### Document source
%%
Parcours de combattante
Par Trina Mounier
Les Trois Coups
Le duo formé par Joséphine Chaffin à l’écriture et Clément Carabédian à la mise en scène au sein de la compagnie Superlune peut déjà se targuer de nombreuses œuvres de fiction pour la scène. S’ils destinent souvent leurs créations à un public d’adolescents, il serait dommage de les y cantonner. Vive, leur petite dernière pour tous, aborde la question de l’inceste, sans détour ni fioriture.
La pièce se construit et s’articule à travers la reconstitution du procès qu’Anaïs Lacascade intente à son père, accompagnée d’allers-retours dans les souvenirs des différents membres de la famille, ainsi que des témoins appelés à la barre (psychiatre, proviseur du lycée). Le public forme le quatrième mur d’une scène en quadrifrontal, se trouvant ainsi en position de jury. Sous ses yeux se dessine le portrait d’une jeune fille déterminée et d’un père dont la réputation ne laissait présager en rien qu’il soit un prédateur (les clichés ont de la suite dans les idées). Anaïs est en effet la fille d’une lignée de chefs étoilés et respectés.
En quelques tableaux, le metteur en scène qui interprète aussi le père de l’enfant montre l’emprise qu’il a sur elle, un mélange d’affection possessive, d’autorité jalouse et de violence : une main sur la cuisse, tandis qu’il lui fait réciter ses leçons ; les contraintes arbitraires comme celle de goûter un plat qu’il a préparé… Très vite et brutalement, une gifle cinglante et le monstre surgit derrière le père attentif. Elle est sa chose, et il lui faudra une volonté et une maturité sans faille pour lui échapper.
%%
### Données saisies
%%
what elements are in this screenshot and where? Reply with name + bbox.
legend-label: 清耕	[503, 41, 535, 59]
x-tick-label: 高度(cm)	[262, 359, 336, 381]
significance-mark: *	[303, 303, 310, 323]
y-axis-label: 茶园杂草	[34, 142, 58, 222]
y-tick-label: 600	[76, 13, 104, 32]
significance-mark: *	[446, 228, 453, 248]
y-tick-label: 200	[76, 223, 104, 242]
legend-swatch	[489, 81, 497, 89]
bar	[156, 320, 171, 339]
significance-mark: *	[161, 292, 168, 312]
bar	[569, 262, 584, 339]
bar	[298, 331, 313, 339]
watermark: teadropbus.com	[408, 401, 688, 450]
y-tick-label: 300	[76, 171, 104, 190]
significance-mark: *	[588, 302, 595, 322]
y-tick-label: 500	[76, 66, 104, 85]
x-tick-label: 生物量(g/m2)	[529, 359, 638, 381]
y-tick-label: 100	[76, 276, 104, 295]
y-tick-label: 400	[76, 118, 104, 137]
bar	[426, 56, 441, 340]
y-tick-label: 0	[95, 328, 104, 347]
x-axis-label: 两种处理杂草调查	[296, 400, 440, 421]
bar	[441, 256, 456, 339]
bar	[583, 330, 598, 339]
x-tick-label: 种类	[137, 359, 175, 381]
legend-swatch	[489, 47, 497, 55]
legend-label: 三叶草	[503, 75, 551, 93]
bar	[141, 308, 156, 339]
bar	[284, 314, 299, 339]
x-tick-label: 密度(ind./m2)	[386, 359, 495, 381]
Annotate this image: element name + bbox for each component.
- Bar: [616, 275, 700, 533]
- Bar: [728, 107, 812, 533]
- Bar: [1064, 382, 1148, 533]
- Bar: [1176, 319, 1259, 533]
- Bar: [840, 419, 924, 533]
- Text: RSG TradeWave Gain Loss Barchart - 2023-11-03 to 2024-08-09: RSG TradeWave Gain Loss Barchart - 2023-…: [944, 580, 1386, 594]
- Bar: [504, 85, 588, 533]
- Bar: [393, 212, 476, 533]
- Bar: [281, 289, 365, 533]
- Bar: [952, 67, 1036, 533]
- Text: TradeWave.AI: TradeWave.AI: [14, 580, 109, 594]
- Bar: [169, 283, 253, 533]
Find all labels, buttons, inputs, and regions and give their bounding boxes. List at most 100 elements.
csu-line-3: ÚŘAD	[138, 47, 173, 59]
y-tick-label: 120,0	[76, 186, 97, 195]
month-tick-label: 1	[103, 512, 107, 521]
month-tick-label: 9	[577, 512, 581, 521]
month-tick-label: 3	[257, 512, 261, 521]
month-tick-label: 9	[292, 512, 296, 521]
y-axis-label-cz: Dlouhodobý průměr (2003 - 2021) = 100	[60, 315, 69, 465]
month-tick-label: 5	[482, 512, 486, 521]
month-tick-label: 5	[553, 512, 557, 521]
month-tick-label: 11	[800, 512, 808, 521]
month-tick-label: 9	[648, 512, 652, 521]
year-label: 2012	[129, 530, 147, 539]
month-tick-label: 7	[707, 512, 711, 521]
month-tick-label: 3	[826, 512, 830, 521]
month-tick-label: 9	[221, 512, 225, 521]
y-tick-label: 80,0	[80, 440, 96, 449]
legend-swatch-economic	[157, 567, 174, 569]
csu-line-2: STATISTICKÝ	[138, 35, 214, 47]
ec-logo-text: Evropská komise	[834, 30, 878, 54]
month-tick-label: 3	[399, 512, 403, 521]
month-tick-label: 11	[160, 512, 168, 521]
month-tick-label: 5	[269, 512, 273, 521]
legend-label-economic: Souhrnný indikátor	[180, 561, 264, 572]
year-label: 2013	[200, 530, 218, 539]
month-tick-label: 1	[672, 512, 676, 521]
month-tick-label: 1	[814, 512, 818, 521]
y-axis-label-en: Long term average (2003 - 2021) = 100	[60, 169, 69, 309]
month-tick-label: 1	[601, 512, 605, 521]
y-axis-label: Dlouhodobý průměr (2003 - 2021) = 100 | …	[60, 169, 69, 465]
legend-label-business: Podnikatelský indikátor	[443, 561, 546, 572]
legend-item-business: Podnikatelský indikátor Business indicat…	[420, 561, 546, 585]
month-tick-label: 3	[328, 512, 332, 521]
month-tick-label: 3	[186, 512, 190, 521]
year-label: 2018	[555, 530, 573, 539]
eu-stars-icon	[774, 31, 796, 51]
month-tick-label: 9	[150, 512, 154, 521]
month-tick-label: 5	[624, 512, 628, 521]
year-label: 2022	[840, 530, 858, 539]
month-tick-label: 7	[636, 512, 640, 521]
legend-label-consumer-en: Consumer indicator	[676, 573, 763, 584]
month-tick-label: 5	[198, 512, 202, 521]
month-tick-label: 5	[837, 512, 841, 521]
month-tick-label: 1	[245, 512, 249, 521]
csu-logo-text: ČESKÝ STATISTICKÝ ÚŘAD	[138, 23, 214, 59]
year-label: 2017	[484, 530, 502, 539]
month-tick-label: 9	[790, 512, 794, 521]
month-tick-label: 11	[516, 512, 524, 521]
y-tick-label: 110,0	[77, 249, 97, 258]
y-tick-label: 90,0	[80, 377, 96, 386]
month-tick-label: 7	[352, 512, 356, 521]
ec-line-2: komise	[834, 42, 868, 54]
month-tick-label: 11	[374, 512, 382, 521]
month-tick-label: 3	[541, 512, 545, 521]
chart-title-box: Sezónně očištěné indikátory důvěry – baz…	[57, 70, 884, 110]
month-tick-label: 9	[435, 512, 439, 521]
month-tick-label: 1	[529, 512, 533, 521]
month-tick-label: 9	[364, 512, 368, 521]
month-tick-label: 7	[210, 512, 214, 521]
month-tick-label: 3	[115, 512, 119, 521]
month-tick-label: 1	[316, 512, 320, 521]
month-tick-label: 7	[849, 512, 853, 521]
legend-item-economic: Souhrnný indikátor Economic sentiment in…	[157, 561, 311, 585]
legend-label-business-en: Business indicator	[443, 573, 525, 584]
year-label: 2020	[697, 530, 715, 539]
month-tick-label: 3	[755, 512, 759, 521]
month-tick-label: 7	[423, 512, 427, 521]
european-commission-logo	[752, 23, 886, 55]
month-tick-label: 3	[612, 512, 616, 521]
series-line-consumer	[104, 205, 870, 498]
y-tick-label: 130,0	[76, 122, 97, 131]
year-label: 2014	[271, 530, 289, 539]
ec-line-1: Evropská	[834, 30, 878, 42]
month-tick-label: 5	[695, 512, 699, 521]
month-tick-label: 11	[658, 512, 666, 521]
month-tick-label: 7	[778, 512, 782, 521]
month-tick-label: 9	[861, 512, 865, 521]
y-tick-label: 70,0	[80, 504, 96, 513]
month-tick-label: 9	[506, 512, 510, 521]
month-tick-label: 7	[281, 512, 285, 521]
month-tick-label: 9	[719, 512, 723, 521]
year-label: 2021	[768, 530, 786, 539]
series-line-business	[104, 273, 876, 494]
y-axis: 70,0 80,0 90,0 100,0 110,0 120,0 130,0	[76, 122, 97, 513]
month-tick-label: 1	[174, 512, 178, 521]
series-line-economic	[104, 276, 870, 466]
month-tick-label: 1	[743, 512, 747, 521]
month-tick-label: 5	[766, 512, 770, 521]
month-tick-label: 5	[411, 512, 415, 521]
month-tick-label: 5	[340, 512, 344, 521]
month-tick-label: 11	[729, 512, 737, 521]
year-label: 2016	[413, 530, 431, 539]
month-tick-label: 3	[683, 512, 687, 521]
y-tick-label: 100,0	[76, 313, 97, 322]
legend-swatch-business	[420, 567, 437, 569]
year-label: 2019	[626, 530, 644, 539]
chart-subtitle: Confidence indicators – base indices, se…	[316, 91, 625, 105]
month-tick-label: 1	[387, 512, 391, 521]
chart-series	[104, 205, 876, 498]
%%
### Objectif A
Indiquez si chacun des énoncés suivants concorde avec la critique de la pièce Vive, en répondant par oui ou par non et en citant textuellement les mots décisifs : (i) la pièce s’adresse uniquement aux adolescents ; (ii) le public se trouve placé en position de jury ; (iii) le metteur en scène joue aussi le rôle du père.
### Objectif B
Prolongez la critique de la pièce Vive en reprenant après sa dernière phrase.

### Résultat final A
(i) Non : « Vive, leur petite dernière pour tous »
(ii) Oui : « se trouvant ainsi en position de jury »
(iii) Oui : « le metteur en scène qui interprète aussi le père de l’enfant »

### Résultat final B
Des comédiens remarquables
Quatre comédiens occupent en permanence le plateau, changeant de costume au gré des personnages qu’ils incarnent. Entre ces mouvements et les moments de grande tension où le procureur questionne le silence de la mère, comme de la sœur d’Anaïs, le temps passe à vive allure, formant un réquisitoire implacable contre un crime qui ne peut perdurer que par la complicité des autres membres de la famille.
Ce spectacle est en ce sens très pédagogique, mais jamais donneur de leçon. Les propos des uns, les silences des autres, les embarras disent ce qui est tu. Sans tabou. Parce que le procureur ne lâche rien et pousse chacun dans ses retranchements. Il est incarné magistralement par Estelle Clément-Béalem, venue de la troupe de François Hien (dont on sent parfois la pâte) et qui est aussi cette mère dont la quête de pouvoir étouffe le sentiment maternel.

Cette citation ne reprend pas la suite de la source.